**REQUIREMENTS:**
Copy out all lines with the word "this" in them.

**STORED DATA:**
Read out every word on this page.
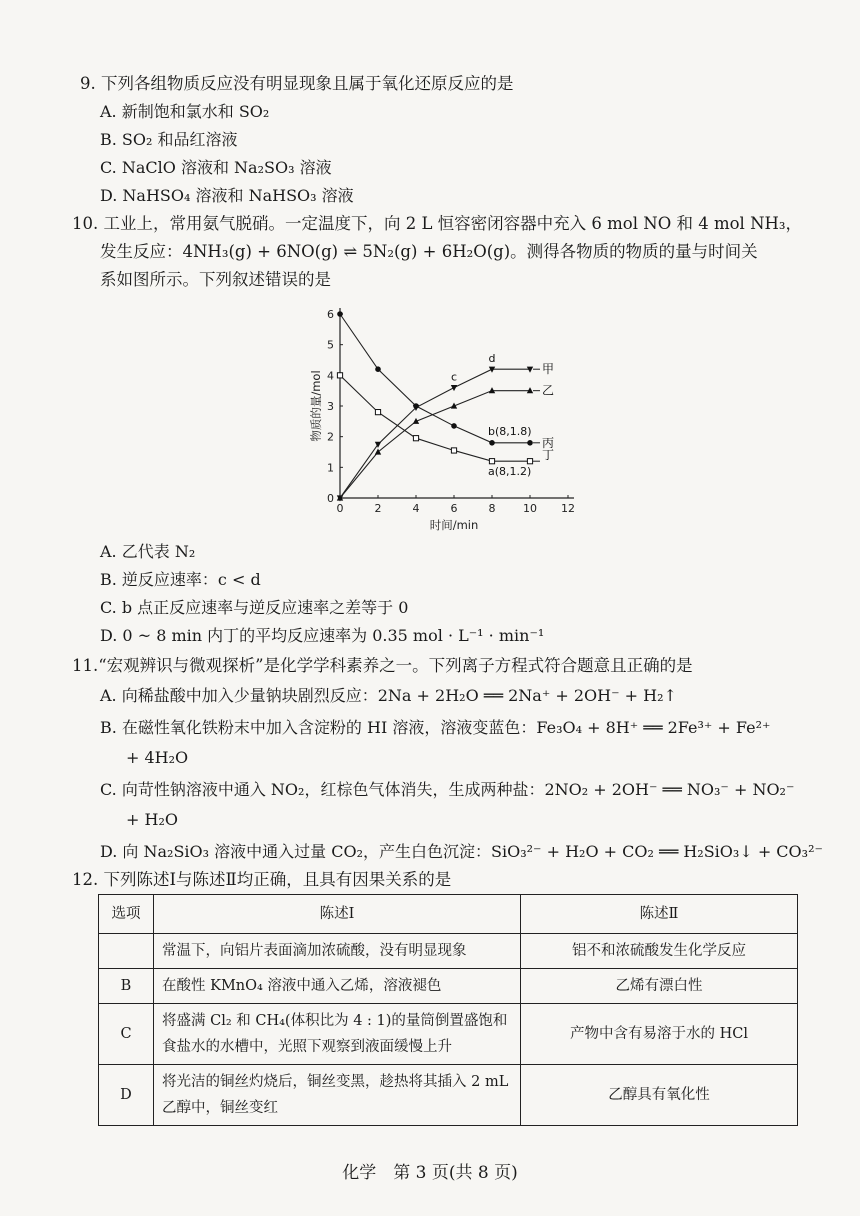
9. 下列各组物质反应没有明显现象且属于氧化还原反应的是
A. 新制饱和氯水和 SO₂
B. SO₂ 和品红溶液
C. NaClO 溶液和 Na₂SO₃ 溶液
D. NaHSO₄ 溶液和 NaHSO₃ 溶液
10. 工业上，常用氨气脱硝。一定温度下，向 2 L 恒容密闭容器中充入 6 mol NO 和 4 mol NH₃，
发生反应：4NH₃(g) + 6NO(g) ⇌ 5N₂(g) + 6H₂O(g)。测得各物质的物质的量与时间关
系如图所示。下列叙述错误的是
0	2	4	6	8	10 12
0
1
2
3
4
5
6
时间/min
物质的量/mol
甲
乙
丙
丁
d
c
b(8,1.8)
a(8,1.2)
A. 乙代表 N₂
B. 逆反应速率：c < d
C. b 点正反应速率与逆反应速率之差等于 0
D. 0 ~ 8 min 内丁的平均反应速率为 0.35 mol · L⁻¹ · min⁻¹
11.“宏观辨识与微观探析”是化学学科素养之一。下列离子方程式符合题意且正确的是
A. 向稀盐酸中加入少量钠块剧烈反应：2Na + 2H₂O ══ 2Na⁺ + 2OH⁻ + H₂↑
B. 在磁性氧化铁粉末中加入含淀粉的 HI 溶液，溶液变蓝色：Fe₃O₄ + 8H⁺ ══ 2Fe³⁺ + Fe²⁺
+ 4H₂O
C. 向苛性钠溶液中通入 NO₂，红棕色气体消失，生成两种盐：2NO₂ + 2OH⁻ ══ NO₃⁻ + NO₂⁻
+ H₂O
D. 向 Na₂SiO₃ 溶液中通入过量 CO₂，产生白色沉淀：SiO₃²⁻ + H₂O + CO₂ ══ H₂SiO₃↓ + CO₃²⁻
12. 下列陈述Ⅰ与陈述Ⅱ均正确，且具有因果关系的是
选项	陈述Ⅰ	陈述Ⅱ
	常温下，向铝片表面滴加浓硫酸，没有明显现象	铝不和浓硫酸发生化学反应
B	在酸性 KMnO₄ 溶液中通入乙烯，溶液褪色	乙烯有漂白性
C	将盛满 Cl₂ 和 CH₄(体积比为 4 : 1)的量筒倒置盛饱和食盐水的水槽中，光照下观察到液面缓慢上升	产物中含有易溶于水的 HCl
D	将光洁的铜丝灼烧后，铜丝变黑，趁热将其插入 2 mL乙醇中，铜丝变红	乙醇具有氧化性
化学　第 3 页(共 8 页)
* * *
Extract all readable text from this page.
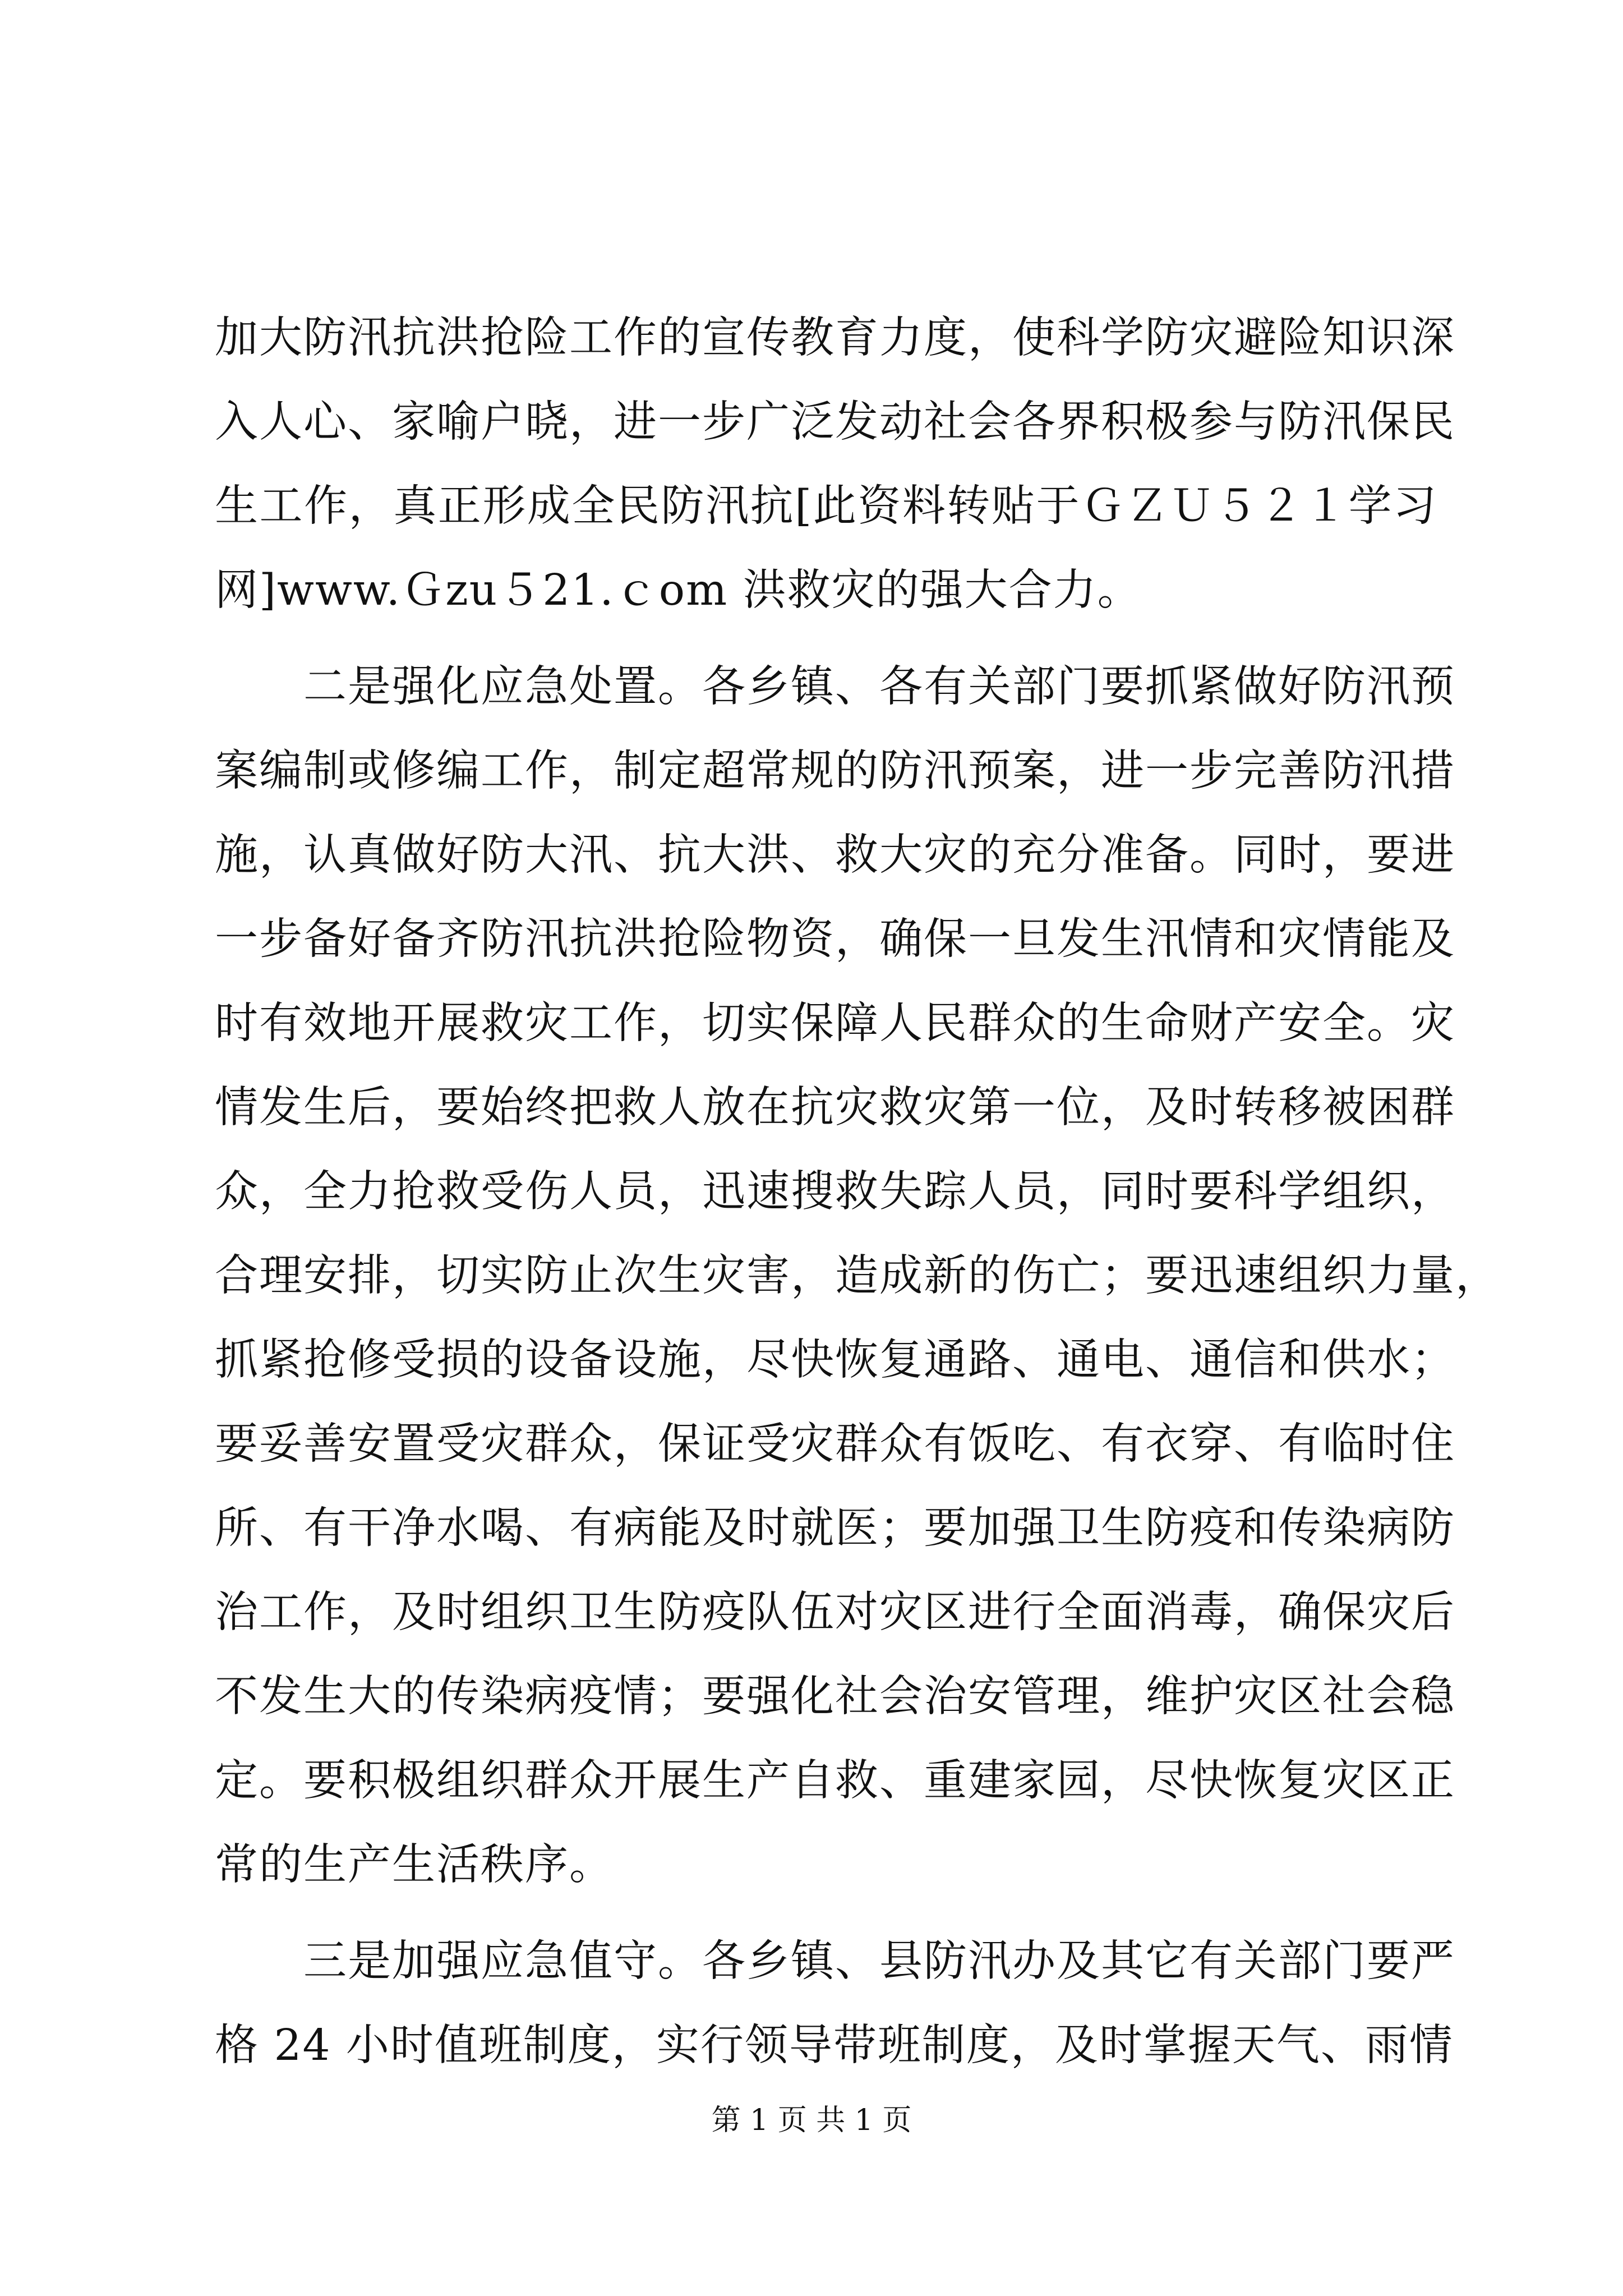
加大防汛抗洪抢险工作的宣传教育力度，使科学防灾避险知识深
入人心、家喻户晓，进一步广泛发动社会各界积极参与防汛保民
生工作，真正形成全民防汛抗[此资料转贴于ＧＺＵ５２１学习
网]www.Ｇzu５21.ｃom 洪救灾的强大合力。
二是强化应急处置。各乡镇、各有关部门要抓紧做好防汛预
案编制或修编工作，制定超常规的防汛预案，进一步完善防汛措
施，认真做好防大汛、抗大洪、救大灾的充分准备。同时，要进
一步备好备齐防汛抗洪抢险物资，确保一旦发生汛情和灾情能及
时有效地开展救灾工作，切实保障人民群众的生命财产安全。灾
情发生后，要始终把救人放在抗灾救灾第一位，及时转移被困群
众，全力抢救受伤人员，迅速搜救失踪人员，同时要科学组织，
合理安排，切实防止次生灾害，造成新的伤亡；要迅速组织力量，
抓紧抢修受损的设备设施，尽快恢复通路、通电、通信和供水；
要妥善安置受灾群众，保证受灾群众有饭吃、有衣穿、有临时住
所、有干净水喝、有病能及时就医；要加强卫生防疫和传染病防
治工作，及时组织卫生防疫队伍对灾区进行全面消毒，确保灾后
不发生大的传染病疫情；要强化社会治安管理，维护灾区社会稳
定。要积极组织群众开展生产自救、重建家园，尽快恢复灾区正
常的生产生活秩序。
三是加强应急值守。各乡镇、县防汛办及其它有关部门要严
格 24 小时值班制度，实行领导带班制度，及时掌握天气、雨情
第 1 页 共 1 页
---
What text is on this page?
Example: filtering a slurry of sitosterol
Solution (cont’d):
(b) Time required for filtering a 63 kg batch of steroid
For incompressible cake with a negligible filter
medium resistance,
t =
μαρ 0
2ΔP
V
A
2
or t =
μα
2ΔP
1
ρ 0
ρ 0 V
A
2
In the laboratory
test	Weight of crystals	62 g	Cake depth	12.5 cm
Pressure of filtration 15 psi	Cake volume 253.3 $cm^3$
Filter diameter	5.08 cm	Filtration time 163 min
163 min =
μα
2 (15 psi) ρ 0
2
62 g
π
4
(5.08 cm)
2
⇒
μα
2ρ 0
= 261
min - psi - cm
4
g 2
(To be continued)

**CORRECT OUTPUT:**
Read out every word on this page.
Extract all readable text from this page.
What text is on this page?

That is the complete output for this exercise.